• **THE INPUT**:

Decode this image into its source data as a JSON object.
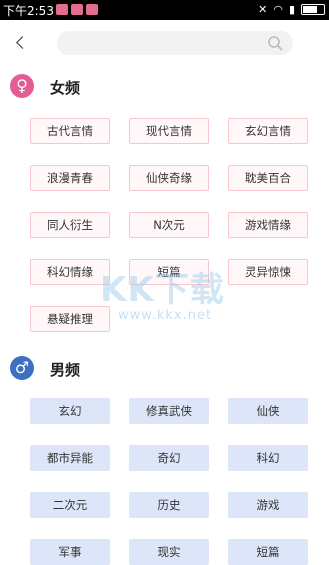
{
  "status_bar": {
    "time": "下午2:53"
  },
  "search": {
    "value": ""
  },
  "female": {
    "title": "女频",
    "icon": "female-icon",
    "tags": [
      "古代言情",
      "现代言情",
      "玄幻言情",
      "浪漫青春",
      "仙侠奇缘",
      "耽美百合",
      "同人衍生",
      "N次元",
      "游戏情缘",
      "科幻情缘",
      "短篇",
      "灵异惊悚",
      "悬疑推理"
    ]
  },
  "male": {
    "title": "男频",
    "icon": "male-icon",
    "tags": [
      "玄幻",
      "修真武侠",
      "仙侠",
      "都市异能",
      "奇幻",
      "科幻",
      "二次元",
      "历史",
      "游戏",
      "军事",
      "现实",
      "短篇"
    ]
  },
  "watermark": {
    "text": "KK下载",
    "url": "www.kkx.net"
  },
  "colors": {
    "female_accent": "#e45c91",
    "male_accent": "#3f6fc2",
    "female_tag_border": "#f7c5cd",
    "male_tag_bg": "#dde6f8"
  }
}
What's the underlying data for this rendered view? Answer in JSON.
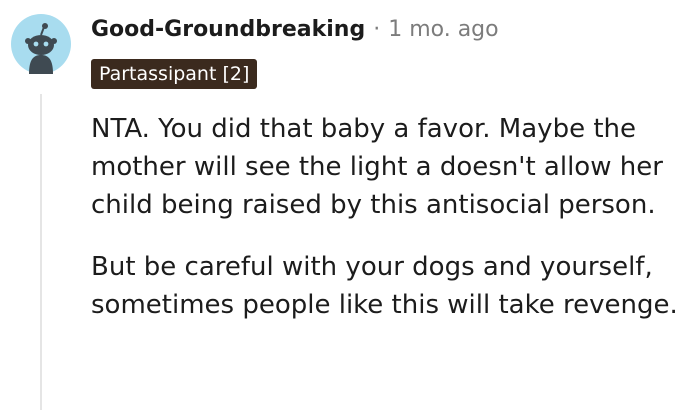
{
  "comment": {
    "username": "Good-Groundbreaking",
    "separator": "·",
    "timestamp": "1 mo. ago",
    "flair": "Partassipant [2]",
    "paragraphs": [
      "NTA. You did that baby a favor. Maybe the mother will see the light a doesn't allow her child being raised by this antisocial person.",
      "But be careful with your dogs and yourself, sometimes people like this will take revenge."
    ],
    "colors": {
      "avatar_bg": "#a8dcef",
      "avatar_figure": "#3f4a52",
      "flair_bg": "#3b2a1e",
      "thread_line": "#e5e5e5"
    },
    "icons": {
      "avatar": "snoo-avatar-icon"
    }
  }
}
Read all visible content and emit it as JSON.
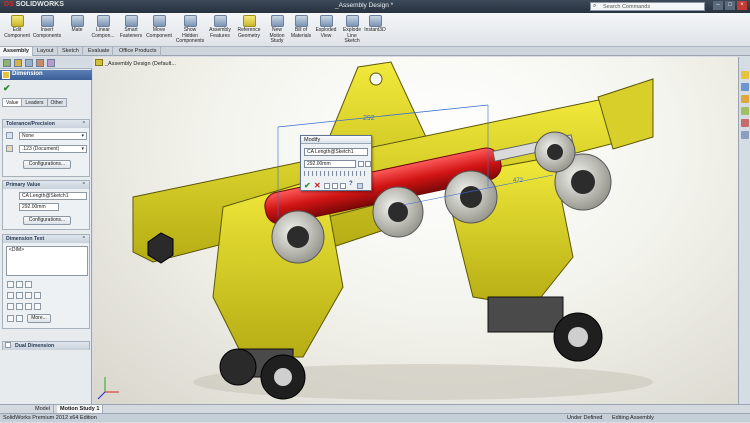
{
  "app": {
    "logo_brand": "DS",
    "logo_text": "SOLIDWORKS",
    "title": "_Assembly Design *",
    "search_placeholder": "Search Commands"
  },
  "commands": [
    {
      "label": "Edit\nComponent",
      "icon": "edit-component-icon"
    },
    {
      "label": "Insert\nComponents",
      "icon": "insert-components-icon"
    },
    {
      "label": "Mate",
      "icon": "mate-icon"
    },
    {
      "label": "Linear\nCompon...",
      "icon": "linear-pattern-icon"
    },
    {
      "label": "Smart\nFasteners",
      "icon": "smart-fasteners-icon"
    },
    {
      "label": "Move\nComponent",
      "icon": "move-component-icon"
    },
    {
      "label": "Show\nHidden\nComponents",
      "icon": "show-hidden-icon"
    },
    {
      "label": "Assembly\nFeatures",
      "icon": "assembly-features-icon"
    },
    {
      "label": "Reference\nGeometry",
      "icon": "reference-geometry-icon"
    },
    {
      "label": "New\nMotion\nStudy",
      "icon": "motion-study-icon"
    },
    {
      "label": "Bill of\nMaterials",
      "icon": "bom-icon"
    },
    {
      "label": "Exploded\nView",
      "icon": "exploded-view-icon"
    },
    {
      "label": "Explode\nLine\nSketch",
      "icon": "explode-line-icon"
    },
    {
      "label": "Instant3D",
      "icon": "instant3d-icon"
    }
  ],
  "tabs": [
    "Assembly",
    "Layout",
    "Sketch",
    "Evaluate",
    "Office Products"
  ],
  "property_manager": {
    "title": "Dimension",
    "subtabs": [
      "Value",
      "Leaders",
      "Other"
    ],
    "tolerance": {
      "title": "Tolerance/Precision",
      "tolerance_type": "None",
      "precision": ".123 (Document)",
      "config_button": "Configurations..."
    },
    "primary": {
      "title": "Primary Value",
      "name": "CA Length@Sketch1",
      "value": "292.00mm",
      "config_button": "Configurations..."
    },
    "dim_text": {
      "title": "Dimension Text",
      "text": "<DIM>",
      "more_button": "More..."
    },
    "dual": {
      "title": "Dual Dimension"
    }
  },
  "viewport": {
    "tree_label": "_Assembly Design (Default...",
    "dim_left": "292",
    "dim_right": "472"
  },
  "modify": {
    "title": "Modify",
    "name": "CA Length@Sketch1",
    "value": "292.00mm"
  },
  "bottom_tabs": [
    "Model",
    "Motion Study 1"
  ],
  "status": {
    "edition": "SolidWorks Premium 2012 x64 Edition",
    "state": "Under Defined",
    "mode": "Editing Assembly"
  }
}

• **INSTRUCTION**:
Take the listing and print it again exactly, but without any pictures.

• **RESPONSE**:
Decode this image into its source data as a JSON object.
{
  "status_bar": {
    "time": "下午2:53"
  },
  "search": {
    "value": ""
  },
  "female": {
    "title": "女频",
    "icon": "female-icon",
    "tags": [
      "古代言情",
      "现代言情",
      "玄幻言情",
      "浪漫青春",
      "仙侠奇缘",
      "耽美百合",
      "同人衍生",
      "N次元",
      "游戏情缘",
      "科幻情缘",
      "短篇",
      "灵异惊悚",
      "悬疑推理"
    ]
  },
  "male": {
    "title": "男频",
    "icon": "male-icon",
    "tags": [
      "玄幻",
      "修真武侠",
      "仙侠",
      "都市异能",
      "奇幻",
      "科幻",
      "二次元",
      "历史",
      "游戏",
      "军事",
      "现实",
      "短篇"
    ]
  },
  "watermark": {
    "text": "KK下载",
    "url": "www.kkx.net"
  },
  "colors": {
    "female_accent": "#e45c91",
    "male_accent": "#3f6fc2",
    "female_tag_border": "#f7c5cd",
    "male_tag_bg": "#dde6f8"
  }
}
What's the underlying data for this rendered view? Answer in JSON.
{
  "comment": {
    "username": "Good-Groundbreaking",
    "separator": "·",
    "timestamp": "1 mo. ago",
    "flair": "Partassipant [2]",
    "paragraphs": [
      "NTA. You did that baby a favor. Maybe the mother will see the light a doesn't allow her child being raised by this antisocial person.",
      "But be careful with your dogs and yourself, sometimes people like this will take revenge."
    ],
    "colors": {
      "avatar_bg": "#a8dcef",
      "avatar_figure": "#3f4a52",
      "flair_bg": "#3b2a1e",
      "thread_line": "#e5e5e5"
    },
    "icons": {
      "avatar": "snoo-avatar-icon"
    }
  }
}
Read all visible content and emit it as JSON.
{
  "app": {
    "logo_brand": "DS",
    "logo_text": "SOLIDWORKS",
    "title": "_Assembly Design *",
    "search_placeholder": "Search Commands"
  },
  "commands": [
    {
      "label": "Edit\nComponent",
      "icon": "edit-component-icon"
    },
    {
      "label": "Insert\nComponents",
      "icon": "insert-components-icon"
    },
    {
      "label": "Mate",
      "icon": "mate-icon"
    },
    {
      "label": "Linear\nCompon...",
      "icon": "linear-pattern-icon"
    },
    {
      "label": "Smart\nFasteners",
      "icon": "smart-fasteners-icon"
    },
    {
      "label": "Move\nComponent",
      "icon": "move-component-icon"
    },
    {
      "label": "Show\nHidden\nComponents",
      "icon": "show-hidden-icon"
    },
    {
      "label": "Assembly\nFeatures",
      "icon": "assembly-features-icon"
    },
    {
      "label": "Reference\nGeometry",
      "icon": "reference-geometry-icon"
    },
    {
      "label": "New\nMotion\nStudy",
      "icon": "motion-study-icon"
    },
    {
      "label": "Bill of\nMaterials",
      "icon": "bom-icon"
    },
    {
      "label": "Exploded\nView",
      "icon": "exploded-view-icon"
    },
    {
      "label": "Explode\nLine\nSketch",
      "icon": "explode-line-icon"
    },
    {
      "label": "Instant3D",
      "icon": "instant3d-icon"
    }
  ],
  "tabs": [
    "Assembly",
    "Layout",
    "Sketch",
    "Evaluate",
    "Office Products"
  ],
  "property_manager": {
    "title": "Dimension",
    "subtabs": [
      "Value",
      "Leaders",
      "Other"
    ],
    "tolerance": {
      "title": "Tolerance/Precision",
      "tolerance_type": "None",
      "precision": ".123 (Document)",
      "config_button": "Configurations..."
    },
    "primary": {
      "title": "Primary Value",
      "name": "CA Length@Sketch1",
      "value": "292.00mm",
      "config_button": "Configurations..."
    },
    "dim_text": {
      "title": "Dimension Text",
      "text": "<DIM>",
      "more_button": "More..."
    },
    "dual": {
      "title": "Dual Dimension"
    }
  },
  "viewport": {
    "tree_label": "_Assembly Design (Default...",
    "dim_left": "292",
    "dim_right": "472"
  },
  "modify": {
    "title": "Modify",
    "name": "CA Length@Sketch1",
    "value": "292.00mm"
  },
  "bottom_tabs": [
    "Model",
    "Motion Study 1"
  ],
  "status": {
    "edition": "SolidWorks Premium 2012 x64 Edition",
    "state": "Under Defined",
    "mode": "Editing Assembly"
  }
}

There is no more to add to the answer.